Challenge: Identify the lines that include the word "苏州市金阊实小", then copy all of them.

Information provided:
┌──

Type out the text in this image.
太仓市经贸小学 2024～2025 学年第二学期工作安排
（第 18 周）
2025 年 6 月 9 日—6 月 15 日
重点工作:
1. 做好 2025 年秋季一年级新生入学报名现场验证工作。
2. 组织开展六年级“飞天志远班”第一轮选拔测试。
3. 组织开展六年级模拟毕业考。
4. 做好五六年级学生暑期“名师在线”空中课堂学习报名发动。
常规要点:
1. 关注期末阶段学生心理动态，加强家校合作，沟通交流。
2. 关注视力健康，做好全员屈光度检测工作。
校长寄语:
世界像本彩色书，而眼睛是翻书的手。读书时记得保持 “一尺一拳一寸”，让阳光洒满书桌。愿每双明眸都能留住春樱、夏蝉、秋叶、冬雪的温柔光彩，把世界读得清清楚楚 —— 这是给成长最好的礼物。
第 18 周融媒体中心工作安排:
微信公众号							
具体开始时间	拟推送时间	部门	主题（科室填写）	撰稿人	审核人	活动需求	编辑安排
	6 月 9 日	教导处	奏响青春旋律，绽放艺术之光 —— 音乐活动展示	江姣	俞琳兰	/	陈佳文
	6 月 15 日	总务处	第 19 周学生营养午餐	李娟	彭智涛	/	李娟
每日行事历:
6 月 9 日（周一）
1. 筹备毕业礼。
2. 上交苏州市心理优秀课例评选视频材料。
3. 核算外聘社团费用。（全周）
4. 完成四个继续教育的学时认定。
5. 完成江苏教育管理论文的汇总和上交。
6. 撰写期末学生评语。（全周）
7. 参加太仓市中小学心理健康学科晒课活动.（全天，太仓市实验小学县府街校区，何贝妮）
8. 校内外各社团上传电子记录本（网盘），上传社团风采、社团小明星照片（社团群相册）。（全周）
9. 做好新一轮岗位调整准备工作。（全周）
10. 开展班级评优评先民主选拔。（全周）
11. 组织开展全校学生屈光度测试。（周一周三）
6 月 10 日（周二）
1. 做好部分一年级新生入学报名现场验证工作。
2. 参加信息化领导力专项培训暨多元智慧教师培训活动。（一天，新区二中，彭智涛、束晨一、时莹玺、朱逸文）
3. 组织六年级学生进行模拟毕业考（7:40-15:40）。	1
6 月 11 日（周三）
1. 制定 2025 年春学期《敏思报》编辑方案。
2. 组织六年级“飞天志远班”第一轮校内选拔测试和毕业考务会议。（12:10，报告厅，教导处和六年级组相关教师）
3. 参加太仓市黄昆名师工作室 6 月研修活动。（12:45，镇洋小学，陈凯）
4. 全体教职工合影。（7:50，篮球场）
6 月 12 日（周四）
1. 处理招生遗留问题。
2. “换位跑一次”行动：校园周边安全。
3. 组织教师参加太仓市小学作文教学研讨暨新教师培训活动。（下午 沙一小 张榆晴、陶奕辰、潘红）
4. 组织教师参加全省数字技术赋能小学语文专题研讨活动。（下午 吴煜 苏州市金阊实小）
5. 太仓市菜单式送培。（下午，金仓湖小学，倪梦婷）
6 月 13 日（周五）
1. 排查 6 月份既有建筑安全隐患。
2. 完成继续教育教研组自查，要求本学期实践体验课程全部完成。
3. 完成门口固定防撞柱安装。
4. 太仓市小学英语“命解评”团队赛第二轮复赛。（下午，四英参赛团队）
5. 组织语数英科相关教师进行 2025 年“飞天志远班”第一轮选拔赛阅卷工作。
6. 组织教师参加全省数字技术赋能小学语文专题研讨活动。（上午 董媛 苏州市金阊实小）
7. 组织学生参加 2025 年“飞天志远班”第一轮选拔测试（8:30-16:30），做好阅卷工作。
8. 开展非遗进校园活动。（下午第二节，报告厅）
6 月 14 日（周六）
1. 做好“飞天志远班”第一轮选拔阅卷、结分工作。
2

└──

Exercise result:
4. 组织教师参加全省数字技术赋能小学语文专题研讨活动。（下午 吴煜 苏州市金阊实小）
6. 组织教师参加全省数字技术赋能小学语文专题研讨活动。（上午 董媛 苏州市金阊实小）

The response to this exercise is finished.